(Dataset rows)

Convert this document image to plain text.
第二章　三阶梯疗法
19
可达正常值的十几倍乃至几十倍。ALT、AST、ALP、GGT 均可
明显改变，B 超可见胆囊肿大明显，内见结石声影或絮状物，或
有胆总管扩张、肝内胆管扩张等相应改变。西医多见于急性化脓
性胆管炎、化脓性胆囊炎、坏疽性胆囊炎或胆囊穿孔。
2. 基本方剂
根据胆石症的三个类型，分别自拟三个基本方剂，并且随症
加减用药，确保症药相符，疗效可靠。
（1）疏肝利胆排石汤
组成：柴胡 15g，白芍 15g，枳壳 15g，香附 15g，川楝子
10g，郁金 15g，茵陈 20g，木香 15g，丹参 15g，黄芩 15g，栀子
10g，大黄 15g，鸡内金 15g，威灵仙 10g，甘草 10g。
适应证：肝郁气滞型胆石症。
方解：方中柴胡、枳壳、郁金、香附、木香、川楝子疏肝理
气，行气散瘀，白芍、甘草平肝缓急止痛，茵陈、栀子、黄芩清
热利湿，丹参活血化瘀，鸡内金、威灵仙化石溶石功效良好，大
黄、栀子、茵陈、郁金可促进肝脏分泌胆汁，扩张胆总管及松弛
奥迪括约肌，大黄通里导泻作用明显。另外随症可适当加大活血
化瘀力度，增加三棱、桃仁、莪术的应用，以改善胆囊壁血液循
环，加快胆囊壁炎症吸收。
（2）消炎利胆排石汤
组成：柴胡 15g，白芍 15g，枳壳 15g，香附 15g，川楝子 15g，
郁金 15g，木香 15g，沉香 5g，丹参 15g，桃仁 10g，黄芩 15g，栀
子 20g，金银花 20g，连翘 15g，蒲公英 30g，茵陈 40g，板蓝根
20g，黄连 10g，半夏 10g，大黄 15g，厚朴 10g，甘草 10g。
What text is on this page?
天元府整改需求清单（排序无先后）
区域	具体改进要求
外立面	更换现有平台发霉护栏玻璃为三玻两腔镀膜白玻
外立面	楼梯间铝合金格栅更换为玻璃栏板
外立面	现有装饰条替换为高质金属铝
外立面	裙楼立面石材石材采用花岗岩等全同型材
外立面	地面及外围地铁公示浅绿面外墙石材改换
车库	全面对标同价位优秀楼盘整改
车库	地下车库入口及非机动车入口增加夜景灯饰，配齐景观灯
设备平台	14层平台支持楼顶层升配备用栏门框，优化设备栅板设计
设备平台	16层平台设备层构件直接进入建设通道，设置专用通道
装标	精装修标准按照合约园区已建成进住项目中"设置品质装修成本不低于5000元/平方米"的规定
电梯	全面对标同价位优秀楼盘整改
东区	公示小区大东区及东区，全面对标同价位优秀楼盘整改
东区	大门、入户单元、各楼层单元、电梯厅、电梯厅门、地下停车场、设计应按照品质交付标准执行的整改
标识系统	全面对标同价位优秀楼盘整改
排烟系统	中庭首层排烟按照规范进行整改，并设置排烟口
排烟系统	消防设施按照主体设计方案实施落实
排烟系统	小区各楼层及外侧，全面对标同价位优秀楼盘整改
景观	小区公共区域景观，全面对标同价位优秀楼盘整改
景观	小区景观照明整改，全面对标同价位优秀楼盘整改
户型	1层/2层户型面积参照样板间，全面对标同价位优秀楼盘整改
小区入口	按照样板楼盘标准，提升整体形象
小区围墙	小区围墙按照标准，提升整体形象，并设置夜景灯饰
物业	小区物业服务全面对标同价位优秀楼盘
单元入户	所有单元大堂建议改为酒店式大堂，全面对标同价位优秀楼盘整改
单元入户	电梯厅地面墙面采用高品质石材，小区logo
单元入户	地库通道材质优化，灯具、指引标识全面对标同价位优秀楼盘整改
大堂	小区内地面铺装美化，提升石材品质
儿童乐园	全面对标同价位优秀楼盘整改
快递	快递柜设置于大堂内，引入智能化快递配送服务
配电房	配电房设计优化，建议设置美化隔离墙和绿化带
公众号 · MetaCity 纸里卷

● REQUEST
Return all of the data precisely as it appears.

● SOLUTION TO THIS PROBLEM
Convert this document image to plain text.
第二章　三阶梯疗法
19
可达正常值的十几倍乃至几十倍。ALT、AST、ALP、GGT 均可
明显改变，B 超可见胆囊肿大明显，内见结石声影或絮状物，或
有胆总管扩张、肝内胆管扩张等相应改变。西医多见于急性化脓
性胆管炎、化脓性胆囊炎、坏疽性胆囊炎或胆囊穿孔。
2. 基本方剂
根据胆石症的三个类型，分别自拟三个基本方剂，并且随症
加减用药，确保症药相符，疗效可靠。
（1）疏肝利胆排石汤
组成：柴胡 15g，白芍 15g，枳壳 15g，香附 15g，川楝子
10g，郁金 15g，茵陈 20g，木香 15g，丹参 15g，黄芩 15g，栀子
10g，大黄 15g，鸡内金 15g，威灵仙 10g，甘草 10g。
适应证：肝郁气滞型胆石症。
方解：方中柴胡、枳壳、郁金、香附、木香、川楝子疏肝理
气，行气散瘀，白芍、甘草平肝缓急止痛，茵陈、栀子、黄芩清
热利湿，丹参活血化瘀，鸡内金、威灵仙化石溶石功效良好，大
黄、栀子、茵陈、郁金可促进肝脏分泌胆汁，扩张胆总管及松弛
奥迪括约肌，大黄通里导泻作用明显。另外随症可适当加大活血
化瘀力度，增加三棱、桃仁、莪术的应用，以改善胆囊壁血液循
环，加快胆囊壁炎症吸收。
（2）消炎利胆排石汤
组成：柴胡 15g，白芍 15g，枳壳 15g，香附 15g，川楝子 15g，
郁金 15g，木香 15g，沉香 5g，丹参 15g，桃仁 10g，黄芩 15g，栀
子 20g，金银花 20g，连翘 15g，蒲公英 30g，茵陈 40g，板蓝根
20g，黄连 10g，半夏 10g，大黄 15g，厚朴 10g，甘草 10g。
What text is on this page?
天元府整改需求清单（排序无先后）
区域	具体改进要求
外立面	更换现有平台发霉护栏玻璃为三玻两腔镀膜白玻
外立面	楼梯间铝合金格栅更换为玻璃栏板
外立面	现有装饰条替换为高质金属铝
外立面	裙楼立面石材石材采用花岗岩等全同型材
外立面	地面及外围地铁公示浅绿面外墙石材改换
车库	全面对标同价位优秀楼盘整改
车库	地下车库入口及非机动车入口增加夜景灯饰，配齐景观灯
设备平台	14层平台支持楼顶层升配备用栏门框，优化设备栅板设计
设备平台	16层平台设备层构件直接进入建设通道，设置专用通道
装标	精装修标准按照合约园区已建成进住项目中"设置品质装修成本不低于5000元/平方米"的规定
电梯	全面对标同价位优秀楼盘整改
东区	公示小区大东区及东区，全面对标同价位优秀楼盘整改
东区	大门、入户单元、各楼层单元、电梯厅、电梯厅门、地下停车场、设计应按照品质交付标准执行的整改
标识系统	全面对标同价位优秀楼盘整改
排烟系统	中庭首层排烟按照规范进行整改，并设置排烟口
排烟系统	消防设施按照主体设计方案实施落实
排烟系统	小区各楼层及外侧，全面对标同价位优秀楼盘整改
景观	小区公共区域景观，全面对标同价位优秀楼盘整改
景观	小区景观照明整改，全面对标同价位优秀楼盘整改
户型	1层/2层户型面积参照样板间，全面对标同价位优秀楼盘整改
小区入口	按照样板楼盘标准，提升整体形象
小区围墙	小区围墙按照标准，提升整体形象，并设置夜景灯饰
物业	小区物业服务全面对标同价位优秀楼盘
单元入户	所有单元大堂建议改为酒店式大堂，全面对标同价位优秀楼盘整改
单元入户	电梯厅地面墙面采用高品质石材，小区logo
单元入户	地库通道材质优化，灯具、指引标识全面对标同价位优秀楼盘整改
大堂	小区内地面铺装美化，提升石材品质
儿童乐园	全面对标同价位优秀楼盘整改
快递	快递柜设置于大堂内，引入智能化快递配送服务
配电房	配电房设计优化，建议设置美化隔离墙和绿化带
公众号 · MetaCity 纸里卷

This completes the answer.